[Extracted records]
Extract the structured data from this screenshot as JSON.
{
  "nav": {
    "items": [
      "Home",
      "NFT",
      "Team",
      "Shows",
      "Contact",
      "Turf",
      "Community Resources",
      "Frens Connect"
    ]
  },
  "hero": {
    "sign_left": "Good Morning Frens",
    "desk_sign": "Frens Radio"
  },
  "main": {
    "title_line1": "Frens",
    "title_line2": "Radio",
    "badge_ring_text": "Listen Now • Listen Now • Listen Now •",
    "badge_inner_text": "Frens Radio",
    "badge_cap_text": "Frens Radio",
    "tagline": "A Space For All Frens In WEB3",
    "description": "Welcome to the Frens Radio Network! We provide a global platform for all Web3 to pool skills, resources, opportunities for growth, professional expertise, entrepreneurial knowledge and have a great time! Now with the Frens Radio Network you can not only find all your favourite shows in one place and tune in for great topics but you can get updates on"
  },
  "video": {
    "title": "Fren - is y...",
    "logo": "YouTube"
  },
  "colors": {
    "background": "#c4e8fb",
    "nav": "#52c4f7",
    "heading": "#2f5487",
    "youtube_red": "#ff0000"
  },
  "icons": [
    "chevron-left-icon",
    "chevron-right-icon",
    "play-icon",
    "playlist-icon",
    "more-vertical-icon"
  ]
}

What the exercise asks:
List every line above containing the word "chevron".

Result for this task:
    "chevron-left-icon",
    "chevron-right-icon",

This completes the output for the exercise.